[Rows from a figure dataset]
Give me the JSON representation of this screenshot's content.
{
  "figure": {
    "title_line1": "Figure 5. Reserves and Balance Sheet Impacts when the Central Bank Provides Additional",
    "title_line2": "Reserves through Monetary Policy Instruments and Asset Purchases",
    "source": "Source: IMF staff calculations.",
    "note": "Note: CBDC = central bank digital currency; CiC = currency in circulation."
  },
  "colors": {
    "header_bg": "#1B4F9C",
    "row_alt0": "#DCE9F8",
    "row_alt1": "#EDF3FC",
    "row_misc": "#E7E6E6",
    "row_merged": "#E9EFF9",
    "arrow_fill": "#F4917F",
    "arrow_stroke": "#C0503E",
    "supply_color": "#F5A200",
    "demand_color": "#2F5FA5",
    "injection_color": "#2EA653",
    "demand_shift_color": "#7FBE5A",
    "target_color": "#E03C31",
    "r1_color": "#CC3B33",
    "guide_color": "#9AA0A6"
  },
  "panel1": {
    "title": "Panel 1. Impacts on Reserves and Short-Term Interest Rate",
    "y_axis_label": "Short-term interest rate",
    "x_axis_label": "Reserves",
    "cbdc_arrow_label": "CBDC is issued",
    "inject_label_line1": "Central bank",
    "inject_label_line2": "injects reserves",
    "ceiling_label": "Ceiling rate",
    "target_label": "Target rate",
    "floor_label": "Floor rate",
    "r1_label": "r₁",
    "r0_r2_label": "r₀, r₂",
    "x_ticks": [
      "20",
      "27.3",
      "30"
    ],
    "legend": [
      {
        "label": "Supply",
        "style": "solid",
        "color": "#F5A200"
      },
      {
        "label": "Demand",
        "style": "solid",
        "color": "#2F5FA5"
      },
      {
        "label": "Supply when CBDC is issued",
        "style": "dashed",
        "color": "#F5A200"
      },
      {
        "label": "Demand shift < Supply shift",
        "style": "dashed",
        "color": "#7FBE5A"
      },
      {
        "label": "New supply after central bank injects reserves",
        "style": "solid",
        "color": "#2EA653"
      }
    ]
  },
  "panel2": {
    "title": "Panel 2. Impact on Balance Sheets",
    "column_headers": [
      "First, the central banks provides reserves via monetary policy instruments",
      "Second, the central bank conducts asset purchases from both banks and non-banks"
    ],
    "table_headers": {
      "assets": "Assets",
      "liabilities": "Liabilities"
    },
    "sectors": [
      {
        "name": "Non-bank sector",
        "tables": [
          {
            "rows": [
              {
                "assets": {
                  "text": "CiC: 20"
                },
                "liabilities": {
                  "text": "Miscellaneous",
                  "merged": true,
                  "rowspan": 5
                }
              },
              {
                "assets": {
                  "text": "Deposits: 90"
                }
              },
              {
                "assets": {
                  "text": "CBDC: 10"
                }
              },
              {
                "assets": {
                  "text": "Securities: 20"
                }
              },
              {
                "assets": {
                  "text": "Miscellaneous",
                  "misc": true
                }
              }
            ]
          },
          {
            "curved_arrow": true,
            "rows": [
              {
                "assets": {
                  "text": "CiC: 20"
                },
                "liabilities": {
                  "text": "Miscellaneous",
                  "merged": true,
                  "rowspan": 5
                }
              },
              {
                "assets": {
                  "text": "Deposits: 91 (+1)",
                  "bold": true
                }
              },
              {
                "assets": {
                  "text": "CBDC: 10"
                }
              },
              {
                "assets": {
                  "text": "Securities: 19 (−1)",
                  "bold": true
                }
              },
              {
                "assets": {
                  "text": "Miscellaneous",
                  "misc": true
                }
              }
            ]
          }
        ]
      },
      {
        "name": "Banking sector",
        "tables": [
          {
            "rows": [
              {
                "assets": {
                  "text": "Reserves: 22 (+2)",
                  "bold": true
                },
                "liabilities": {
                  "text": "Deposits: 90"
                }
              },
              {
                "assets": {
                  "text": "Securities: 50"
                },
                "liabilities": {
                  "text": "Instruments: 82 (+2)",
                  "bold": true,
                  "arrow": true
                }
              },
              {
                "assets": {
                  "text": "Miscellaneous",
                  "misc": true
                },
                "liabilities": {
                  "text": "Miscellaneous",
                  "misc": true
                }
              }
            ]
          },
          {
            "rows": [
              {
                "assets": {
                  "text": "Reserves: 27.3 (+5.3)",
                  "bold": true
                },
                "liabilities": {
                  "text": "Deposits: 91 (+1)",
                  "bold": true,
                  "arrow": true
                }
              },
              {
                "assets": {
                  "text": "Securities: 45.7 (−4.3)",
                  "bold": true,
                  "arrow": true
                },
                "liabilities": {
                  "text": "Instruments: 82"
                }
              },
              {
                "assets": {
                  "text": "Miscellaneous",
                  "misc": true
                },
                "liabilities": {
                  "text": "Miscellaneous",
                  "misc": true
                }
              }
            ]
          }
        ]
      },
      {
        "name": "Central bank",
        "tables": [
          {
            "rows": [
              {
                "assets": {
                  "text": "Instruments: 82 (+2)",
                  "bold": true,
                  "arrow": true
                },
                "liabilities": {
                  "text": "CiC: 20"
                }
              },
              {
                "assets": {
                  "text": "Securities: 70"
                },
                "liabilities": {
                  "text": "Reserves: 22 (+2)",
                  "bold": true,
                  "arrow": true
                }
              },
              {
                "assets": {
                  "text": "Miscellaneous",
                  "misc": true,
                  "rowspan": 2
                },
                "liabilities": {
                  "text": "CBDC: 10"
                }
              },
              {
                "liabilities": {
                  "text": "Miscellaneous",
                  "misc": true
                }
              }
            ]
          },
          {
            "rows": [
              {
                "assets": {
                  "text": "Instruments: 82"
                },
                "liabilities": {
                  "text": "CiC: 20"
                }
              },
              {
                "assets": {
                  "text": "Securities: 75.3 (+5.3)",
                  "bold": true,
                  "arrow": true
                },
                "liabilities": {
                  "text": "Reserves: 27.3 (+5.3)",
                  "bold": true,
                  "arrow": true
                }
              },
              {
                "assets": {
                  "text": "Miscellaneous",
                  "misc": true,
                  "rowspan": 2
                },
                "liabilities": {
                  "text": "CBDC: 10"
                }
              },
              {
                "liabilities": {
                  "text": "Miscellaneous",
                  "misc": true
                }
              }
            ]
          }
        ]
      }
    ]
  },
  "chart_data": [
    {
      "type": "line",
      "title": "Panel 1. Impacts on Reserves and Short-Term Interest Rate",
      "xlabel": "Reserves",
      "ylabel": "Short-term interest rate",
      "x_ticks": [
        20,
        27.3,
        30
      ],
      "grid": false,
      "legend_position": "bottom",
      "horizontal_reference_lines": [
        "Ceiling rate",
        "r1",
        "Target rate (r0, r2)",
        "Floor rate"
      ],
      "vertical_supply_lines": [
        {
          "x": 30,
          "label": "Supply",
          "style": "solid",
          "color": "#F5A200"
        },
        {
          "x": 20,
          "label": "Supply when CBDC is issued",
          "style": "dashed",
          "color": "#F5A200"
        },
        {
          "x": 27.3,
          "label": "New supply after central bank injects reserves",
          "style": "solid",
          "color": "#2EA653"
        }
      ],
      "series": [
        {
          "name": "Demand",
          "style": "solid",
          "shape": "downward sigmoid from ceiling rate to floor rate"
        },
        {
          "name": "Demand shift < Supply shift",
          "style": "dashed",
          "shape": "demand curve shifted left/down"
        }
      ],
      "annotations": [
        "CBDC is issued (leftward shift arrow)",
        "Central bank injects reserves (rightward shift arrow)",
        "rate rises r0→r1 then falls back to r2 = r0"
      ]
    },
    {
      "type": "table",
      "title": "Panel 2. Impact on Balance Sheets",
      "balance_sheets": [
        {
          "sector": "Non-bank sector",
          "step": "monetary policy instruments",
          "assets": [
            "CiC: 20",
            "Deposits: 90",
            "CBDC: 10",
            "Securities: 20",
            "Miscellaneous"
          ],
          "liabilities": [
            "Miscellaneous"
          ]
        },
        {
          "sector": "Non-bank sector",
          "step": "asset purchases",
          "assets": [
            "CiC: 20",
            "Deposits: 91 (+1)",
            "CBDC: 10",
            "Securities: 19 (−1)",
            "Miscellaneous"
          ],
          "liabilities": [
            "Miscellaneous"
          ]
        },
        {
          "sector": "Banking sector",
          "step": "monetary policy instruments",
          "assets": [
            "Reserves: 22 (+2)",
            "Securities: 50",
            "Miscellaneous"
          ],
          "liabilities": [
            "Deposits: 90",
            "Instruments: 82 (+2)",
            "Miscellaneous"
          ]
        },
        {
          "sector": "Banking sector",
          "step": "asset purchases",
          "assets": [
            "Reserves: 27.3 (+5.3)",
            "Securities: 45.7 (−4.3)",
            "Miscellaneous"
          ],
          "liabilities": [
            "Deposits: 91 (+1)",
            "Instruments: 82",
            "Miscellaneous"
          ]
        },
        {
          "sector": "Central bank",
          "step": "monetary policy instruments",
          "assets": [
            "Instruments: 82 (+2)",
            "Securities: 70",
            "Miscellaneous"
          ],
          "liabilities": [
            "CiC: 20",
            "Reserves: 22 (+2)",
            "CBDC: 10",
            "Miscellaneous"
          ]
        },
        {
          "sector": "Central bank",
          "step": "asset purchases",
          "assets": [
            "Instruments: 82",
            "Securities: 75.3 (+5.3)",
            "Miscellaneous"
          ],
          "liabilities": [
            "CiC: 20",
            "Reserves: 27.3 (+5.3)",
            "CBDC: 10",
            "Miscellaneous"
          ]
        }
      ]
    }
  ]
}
...
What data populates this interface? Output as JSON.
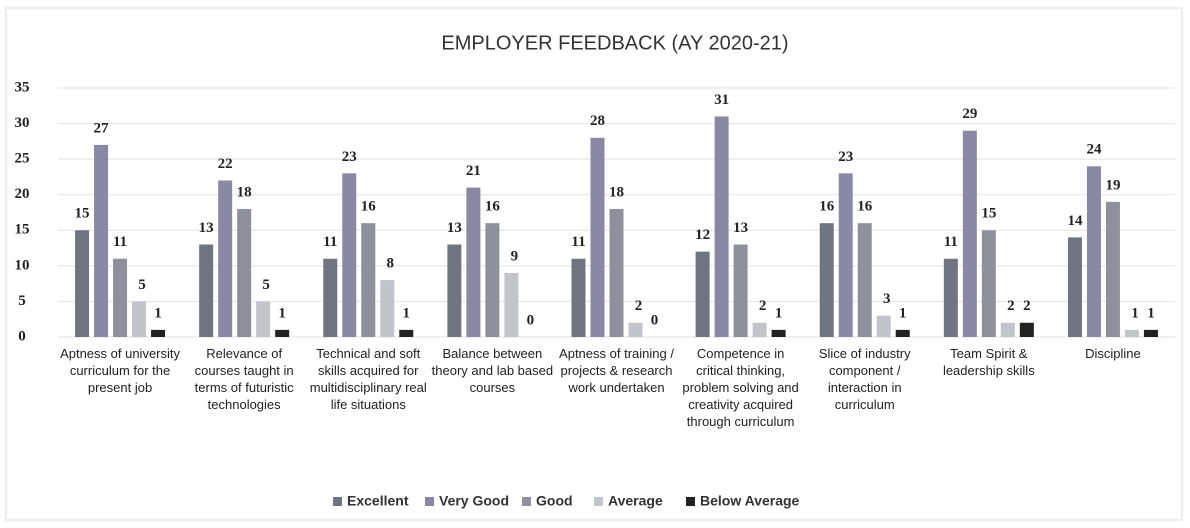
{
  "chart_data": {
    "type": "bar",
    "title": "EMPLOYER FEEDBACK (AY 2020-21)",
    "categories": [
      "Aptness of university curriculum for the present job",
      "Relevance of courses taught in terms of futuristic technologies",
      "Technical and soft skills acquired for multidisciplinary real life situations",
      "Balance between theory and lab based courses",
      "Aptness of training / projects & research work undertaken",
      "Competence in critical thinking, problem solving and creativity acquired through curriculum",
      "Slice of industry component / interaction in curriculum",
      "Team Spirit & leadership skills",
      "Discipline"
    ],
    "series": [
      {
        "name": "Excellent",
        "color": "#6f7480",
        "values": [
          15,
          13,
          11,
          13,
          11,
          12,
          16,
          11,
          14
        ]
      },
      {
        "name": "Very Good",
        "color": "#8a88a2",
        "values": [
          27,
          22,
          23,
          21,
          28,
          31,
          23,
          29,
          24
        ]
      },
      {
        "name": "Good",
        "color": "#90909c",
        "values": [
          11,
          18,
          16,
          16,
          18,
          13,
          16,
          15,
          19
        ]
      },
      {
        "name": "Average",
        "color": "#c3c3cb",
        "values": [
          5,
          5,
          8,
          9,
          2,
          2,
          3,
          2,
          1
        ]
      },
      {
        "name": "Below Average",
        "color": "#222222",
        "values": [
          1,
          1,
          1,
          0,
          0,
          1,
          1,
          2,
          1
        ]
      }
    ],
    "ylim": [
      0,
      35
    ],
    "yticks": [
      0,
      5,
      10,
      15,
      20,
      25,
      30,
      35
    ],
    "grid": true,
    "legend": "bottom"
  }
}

Your task: State how many lines above include the word "injects", and nothing more.

Task output: 4